PROMPT: Across the entries, how many lines have the string "true" in them? Reply with only a number.

DATA ROWS:
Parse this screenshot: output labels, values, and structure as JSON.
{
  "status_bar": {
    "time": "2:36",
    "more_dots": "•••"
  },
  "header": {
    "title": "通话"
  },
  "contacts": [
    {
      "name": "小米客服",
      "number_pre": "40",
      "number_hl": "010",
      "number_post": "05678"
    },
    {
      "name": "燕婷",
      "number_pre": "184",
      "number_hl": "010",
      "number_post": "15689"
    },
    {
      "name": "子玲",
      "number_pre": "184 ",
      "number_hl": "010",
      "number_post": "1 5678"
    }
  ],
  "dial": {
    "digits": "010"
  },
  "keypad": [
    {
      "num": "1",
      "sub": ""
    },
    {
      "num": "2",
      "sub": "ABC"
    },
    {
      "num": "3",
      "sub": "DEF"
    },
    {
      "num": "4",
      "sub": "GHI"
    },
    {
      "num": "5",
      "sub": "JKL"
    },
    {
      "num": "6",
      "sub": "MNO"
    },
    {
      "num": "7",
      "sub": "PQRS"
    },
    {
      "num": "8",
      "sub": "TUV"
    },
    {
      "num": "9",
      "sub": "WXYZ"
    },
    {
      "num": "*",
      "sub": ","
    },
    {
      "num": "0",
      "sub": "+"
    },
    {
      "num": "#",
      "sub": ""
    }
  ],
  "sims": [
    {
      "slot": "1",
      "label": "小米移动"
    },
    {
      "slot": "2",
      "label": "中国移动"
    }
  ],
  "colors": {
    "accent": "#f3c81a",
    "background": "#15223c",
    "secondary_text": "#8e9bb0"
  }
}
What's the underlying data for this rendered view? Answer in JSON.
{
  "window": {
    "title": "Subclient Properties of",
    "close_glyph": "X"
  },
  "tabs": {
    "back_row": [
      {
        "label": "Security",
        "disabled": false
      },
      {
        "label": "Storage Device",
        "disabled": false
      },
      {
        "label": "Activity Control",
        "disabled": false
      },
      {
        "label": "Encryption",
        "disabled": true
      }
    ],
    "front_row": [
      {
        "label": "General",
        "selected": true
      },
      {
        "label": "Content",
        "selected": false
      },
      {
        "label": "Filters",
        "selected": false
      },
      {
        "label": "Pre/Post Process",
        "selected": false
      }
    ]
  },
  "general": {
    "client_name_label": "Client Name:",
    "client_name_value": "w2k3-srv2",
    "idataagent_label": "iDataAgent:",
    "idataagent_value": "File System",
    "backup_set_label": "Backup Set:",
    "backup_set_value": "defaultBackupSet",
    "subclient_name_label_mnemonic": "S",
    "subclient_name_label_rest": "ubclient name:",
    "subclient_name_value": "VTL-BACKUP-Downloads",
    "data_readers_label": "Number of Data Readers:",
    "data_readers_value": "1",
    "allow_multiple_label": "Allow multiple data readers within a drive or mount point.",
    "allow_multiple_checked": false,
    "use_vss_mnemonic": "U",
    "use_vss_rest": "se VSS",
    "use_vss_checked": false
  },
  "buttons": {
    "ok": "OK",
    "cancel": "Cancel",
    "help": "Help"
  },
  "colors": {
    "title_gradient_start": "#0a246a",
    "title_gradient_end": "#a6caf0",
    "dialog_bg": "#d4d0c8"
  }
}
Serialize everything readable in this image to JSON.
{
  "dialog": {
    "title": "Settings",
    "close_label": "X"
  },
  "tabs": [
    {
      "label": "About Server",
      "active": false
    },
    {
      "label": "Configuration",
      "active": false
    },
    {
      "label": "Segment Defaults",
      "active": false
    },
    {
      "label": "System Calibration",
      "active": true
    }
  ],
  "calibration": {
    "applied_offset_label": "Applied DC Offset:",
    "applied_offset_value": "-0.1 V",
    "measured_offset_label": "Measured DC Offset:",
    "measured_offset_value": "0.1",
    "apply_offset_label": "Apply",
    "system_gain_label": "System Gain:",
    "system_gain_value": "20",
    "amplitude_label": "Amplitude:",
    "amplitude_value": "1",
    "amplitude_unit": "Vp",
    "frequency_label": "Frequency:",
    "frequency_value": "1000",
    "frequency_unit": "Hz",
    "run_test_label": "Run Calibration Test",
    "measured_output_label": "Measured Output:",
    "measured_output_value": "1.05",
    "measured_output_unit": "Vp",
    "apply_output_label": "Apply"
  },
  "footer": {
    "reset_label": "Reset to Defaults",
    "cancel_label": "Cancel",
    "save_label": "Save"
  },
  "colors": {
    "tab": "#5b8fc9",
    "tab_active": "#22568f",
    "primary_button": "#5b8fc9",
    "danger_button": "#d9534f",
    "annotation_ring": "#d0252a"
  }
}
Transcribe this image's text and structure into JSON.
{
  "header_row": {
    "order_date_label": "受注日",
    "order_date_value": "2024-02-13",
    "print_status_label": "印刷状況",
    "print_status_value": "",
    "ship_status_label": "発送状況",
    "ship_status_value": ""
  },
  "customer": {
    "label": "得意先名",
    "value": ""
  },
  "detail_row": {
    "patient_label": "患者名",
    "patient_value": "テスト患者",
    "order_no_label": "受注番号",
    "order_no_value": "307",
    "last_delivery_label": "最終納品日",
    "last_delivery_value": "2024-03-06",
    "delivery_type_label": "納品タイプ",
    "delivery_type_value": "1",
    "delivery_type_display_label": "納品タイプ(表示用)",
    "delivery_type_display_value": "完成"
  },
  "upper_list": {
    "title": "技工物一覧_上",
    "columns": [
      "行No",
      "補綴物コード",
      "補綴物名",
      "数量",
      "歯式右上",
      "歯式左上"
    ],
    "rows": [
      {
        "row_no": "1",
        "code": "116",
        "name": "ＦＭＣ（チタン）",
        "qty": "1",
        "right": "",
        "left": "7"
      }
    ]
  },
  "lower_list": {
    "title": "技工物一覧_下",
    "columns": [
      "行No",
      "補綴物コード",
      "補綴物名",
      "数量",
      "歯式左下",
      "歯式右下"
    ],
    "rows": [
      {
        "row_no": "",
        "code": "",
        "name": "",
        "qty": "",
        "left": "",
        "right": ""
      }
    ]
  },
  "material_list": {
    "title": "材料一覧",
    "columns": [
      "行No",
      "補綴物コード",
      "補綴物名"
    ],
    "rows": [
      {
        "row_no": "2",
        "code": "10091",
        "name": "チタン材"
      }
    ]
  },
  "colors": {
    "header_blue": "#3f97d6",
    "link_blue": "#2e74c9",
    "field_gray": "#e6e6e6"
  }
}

THE REPLY: 3